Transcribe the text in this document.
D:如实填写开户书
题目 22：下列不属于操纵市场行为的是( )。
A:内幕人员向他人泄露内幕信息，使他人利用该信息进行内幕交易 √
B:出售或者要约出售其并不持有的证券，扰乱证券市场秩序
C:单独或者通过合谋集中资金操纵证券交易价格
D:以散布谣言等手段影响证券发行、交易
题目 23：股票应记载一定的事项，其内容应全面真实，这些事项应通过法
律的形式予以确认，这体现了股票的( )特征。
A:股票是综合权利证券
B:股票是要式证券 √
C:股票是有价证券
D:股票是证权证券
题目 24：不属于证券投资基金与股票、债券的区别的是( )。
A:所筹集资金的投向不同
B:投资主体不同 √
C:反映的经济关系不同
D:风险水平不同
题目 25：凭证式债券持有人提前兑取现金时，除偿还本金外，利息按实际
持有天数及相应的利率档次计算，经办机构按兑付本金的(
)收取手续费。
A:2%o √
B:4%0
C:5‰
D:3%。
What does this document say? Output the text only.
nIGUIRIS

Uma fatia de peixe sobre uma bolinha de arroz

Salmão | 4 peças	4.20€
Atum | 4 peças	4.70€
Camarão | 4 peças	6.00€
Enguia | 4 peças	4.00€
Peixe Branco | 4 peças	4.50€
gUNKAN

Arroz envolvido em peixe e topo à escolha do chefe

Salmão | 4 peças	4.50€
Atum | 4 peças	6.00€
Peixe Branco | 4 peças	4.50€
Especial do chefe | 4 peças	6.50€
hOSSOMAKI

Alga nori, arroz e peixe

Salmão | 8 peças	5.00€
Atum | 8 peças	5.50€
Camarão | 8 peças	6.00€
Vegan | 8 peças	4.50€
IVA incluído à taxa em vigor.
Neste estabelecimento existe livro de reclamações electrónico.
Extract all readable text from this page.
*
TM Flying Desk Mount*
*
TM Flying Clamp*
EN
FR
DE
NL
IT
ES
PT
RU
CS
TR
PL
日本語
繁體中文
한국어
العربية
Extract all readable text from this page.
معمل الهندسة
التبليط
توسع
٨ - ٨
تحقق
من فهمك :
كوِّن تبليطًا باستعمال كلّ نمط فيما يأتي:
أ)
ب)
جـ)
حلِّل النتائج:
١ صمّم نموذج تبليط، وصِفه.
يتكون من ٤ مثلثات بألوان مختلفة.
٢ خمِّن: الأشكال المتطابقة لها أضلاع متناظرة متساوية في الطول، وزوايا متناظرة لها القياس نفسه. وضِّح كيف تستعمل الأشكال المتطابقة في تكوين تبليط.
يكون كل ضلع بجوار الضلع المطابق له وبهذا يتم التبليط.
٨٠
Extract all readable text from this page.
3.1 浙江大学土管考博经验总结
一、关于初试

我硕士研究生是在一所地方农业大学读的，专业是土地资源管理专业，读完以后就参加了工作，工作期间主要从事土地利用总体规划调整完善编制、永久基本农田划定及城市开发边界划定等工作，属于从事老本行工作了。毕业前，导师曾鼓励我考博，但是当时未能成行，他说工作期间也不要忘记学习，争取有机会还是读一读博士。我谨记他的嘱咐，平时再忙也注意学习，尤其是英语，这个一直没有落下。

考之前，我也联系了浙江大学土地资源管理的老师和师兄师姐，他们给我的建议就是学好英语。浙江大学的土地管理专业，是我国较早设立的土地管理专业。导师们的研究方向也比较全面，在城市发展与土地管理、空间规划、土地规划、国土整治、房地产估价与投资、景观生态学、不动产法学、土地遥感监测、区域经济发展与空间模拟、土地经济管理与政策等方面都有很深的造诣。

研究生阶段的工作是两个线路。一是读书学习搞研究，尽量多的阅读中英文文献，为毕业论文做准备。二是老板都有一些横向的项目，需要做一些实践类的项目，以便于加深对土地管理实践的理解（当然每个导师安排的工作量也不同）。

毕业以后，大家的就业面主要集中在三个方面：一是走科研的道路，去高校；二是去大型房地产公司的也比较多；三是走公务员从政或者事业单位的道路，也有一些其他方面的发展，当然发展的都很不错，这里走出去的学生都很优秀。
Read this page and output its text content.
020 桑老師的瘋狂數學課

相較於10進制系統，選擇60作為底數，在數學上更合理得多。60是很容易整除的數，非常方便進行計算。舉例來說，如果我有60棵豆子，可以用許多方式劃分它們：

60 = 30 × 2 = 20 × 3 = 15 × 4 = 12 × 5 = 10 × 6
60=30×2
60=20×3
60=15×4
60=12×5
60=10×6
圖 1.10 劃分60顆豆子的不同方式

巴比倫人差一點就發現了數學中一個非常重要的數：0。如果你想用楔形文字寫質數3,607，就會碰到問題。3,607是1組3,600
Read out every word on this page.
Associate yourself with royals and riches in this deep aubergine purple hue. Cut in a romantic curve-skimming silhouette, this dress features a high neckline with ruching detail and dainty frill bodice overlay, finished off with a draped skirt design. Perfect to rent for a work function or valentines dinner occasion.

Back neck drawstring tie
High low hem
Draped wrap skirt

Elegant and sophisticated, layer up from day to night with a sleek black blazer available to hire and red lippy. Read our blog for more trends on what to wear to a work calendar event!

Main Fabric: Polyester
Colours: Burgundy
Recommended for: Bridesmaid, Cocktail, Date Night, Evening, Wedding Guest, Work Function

---

:: BRIEF ::
Where a line in the material above holds "with", copy that line.

:: EXERCISE RESPONSE ::
Associate yourself with royals and riches in this deep aubergine purple hue. Cut in a romantic curve-skimming silhouette, this dress features a high neckline with ruching detail and dainty frill bodice overlay, finished off with a draped skirt design. Perfect to rent for a work function or valentines dinner occasion.
Elegant and sophisticated, layer up from day to night with a sleek black blazer available to hire and red lippy. Read our blog for more trends on what to wear to a work calendar event!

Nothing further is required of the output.